*Data supplied*
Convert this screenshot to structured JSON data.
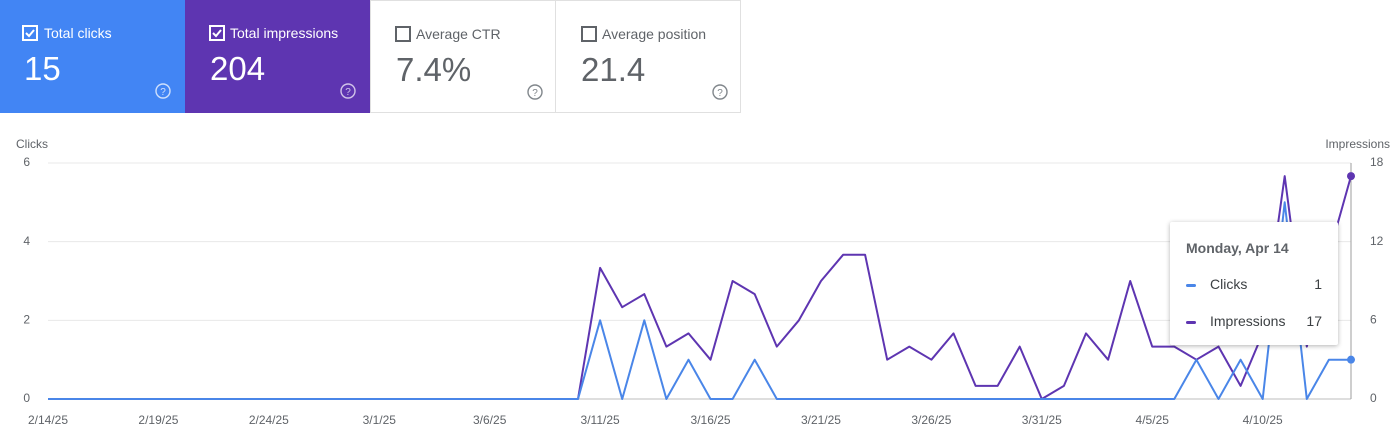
{
  "cards": [
    {
      "label": "Total clicks",
      "value": "15"
    },
    {
      "label": "Total impressions",
      "value": "204"
    },
    {
      "label": "Average CTR",
      "value": "7.4%"
    },
    {
      "label": "Average position",
      "value": "21.4"
    }
  ],
  "tooltip": {
    "date": "Monday, Apr 14",
    "rows": [
      {
        "label": "Clicks",
        "value": "1"
      },
      {
        "label": "Impressions",
        "value": "17"
      }
    ]
  },
  "chart_data": {
    "type": "line",
    "y_label": "Clicks",
    "y2_label": "Impressions",
    "categories": [
      "2/14/25",
      null,
      null,
      null,
      null,
      "2/19/25",
      null,
      null,
      null,
      null,
      "2/24/25",
      null,
      null,
      null,
      null,
      "3/1/25",
      null,
      null,
      null,
      null,
      "3/6/25",
      null,
      null,
      null,
      null,
      "3/11/25",
      null,
      null,
      null,
      null,
      "3/16/25",
      null,
      null,
      null,
      null,
      "3/21/25",
      null,
      null,
      null,
      null,
      "3/26/25",
      null,
      null,
      null,
      null,
      "3/31/25",
      null,
      null,
      null,
      null,
      "4/5/25",
      null,
      null,
      null,
      null,
      "4/10/25",
      null,
      null,
      null,
      null
    ],
    "series": [
      {
        "name": "Clicks",
        "color": "#4a86e8",
        "values": [
          0,
          0,
          0,
          0,
          0,
          0,
          0,
          0,
          0,
          0,
          0,
          0,
          0,
          0,
          0,
          0,
          0,
          0,
          0,
          0,
          0,
          0,
          0,
          0,
          0,
          2,
          0,
          2,
          0,
          1,
          0,
          0,
          1,
          0,
          0,
          0,
          0,
          0,
          0,
          0,
          0,
          0,
          0,
          0,
          0,
          0,
          0,
          0,
          0,
          0,
          0,
          0,
          1,
          0,
          1,
          0,
          5,
          0,
          1,
          1
        ]
      },
      {
        "name": "Impressions",
        "color": "#5e35b1",
        "axis": "y2",
        "values": [
          0,
          0,
          0,
          0,
          0,
          0,
          0,
          0,
          0,
          0,
          0,
          0,
          0,
          0,
          0,
          0,
          0,
          0,
          0,
          0,
          0,
          0,
          0,
          0,
          0,
          10,
          7,
          8,
          4,
          5,
          3,
          9,
          8,
          4,
          6,
          9,
          11,
          11,
          3,
          4,
          3,
          5,
          1,
          1,
          4,
          0,
          1,
          5,
          3,
          9,
          4,
          4,
          3,
          4,
          1,
          5,
          17,
          4,
          11,
          17
        ]
      }
    ],
    "ylim": [
      0,
      6
    ],
    "yticks": [
      0,
      2,
      4,
      6
    ],
    "y2lim": [
      0,
      18
    ],
    "y2ticks": [
      0,
      6,
      12,
      18
    ],
    "grid": true
  }
}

*Goal*
Repeat the data exactly, excluding the pictures.

*Reply to the task*
Convert this screenshot to structured JSON data.
{
  "cards": [
    {
      "label": "Total clicks",
      "value": "15"
    },
    {
      "label": "Total impressions",
      "value": "204"
    },
    {
      "label": "Average CTR",
      "value": "7.4%"
    },
    {
      "label": "Average position",
      "value": "21.4"
    }
  ],
  "tooltip": {
    "date": "Monday, Apr 14",
    "rows": [
      {
        "label": "Clicks",
        "value": "1"
      },
      {
        "label": "Impressions",
        "value": "17"
      }
    ]
  },
  "chart_data": {
    "type": "line",
    "y_label": "Clicks",
    "y2_label": "Impressions",
    "categories": [
      "2/14/25",
      null,
      null,
      null,
      null,
      "2/19/25",
      null,
      null,
      null,
      null,
      "2/24/25",
      null,
      null,
      null,
      null,
      "3/1/25",
      null,
      null,
      null,
      null,
      "3/6/25",
      null,
      null,
      null,
      null,
      "3/11/25",
      null,
      null,
      null,
      null,
      "3/16/25",
      null,
      null,
      null,
      null,
      "3/21/25",
      null,
      null,
      null,
      null,
      "3/26/25",
      null,
      null,
      null,
      null,
      "3/31/25",
      null,
      null,
      null,
      null,
      "4/5/25",
      null,
      null,
      null,
      null,
      "4/10/25",
      null,
      null,
      null,
      null
    ],
    "series": [
      {
        "name": "Clicks",
        "color": "#4a86e8",
        "values": [
          0,
          0,
          0,
          0,
          0,
          0,
          0,
          0,
          0,
          0,
          0,
          0,
          0,
          0,
          0,
          0,
          0,
          0,
          0,
          0,
          0,
          0,
          0,
          0,
          0,
          2,
          0,
          2,
          0,
          1,
          0,
          0,
          1,
          0,
          0,
          0,
          0,
          0,
          0,
          0,
          0,
          0,
          0,
          0,
          0,
          0,
          0,
          0,
          0,
          0,
          0,
          0,
          1,
          0,
          1,
          0,
          5,
          0,
          1,
          1
        ]
      },
      {
        "name": "Impressions",
        "color": "#5e35b1",
        "axis": "y2",
        "values": [
          0,
          0,
          0,
          0,
          0,
          0,
          0,
          0,
          0,
          0,
          0,
          0,
          0,
          0,
          0,
          0,
          0,
          0,
          0,
          0,
          0,
          0,
          0,
          0,
          0,
          10,
          7,
          8,
          4,
          5,
          3,
          9,
          8,
          4,
          6,
          9,
          11,
          11,
          3,
          4,
          3,
          5,
          1,
          1,
          4,
          0,
          1,
          5,
          3,
          9,
          4,
          4,
          3,
          4,
          1,
          5,
          17,
          4,
          11,
          17
        ]
      }
    ],
    "ylim": [
      0,
      6
    ],
    "yticks": [
      0,
      2,
      4,
      6
    ],
    "y2lim": [
      0,
      18
    ],
    "y2ticks": [
      0,
      6,
      12,
      18
    ],
    "grid": true
  }
}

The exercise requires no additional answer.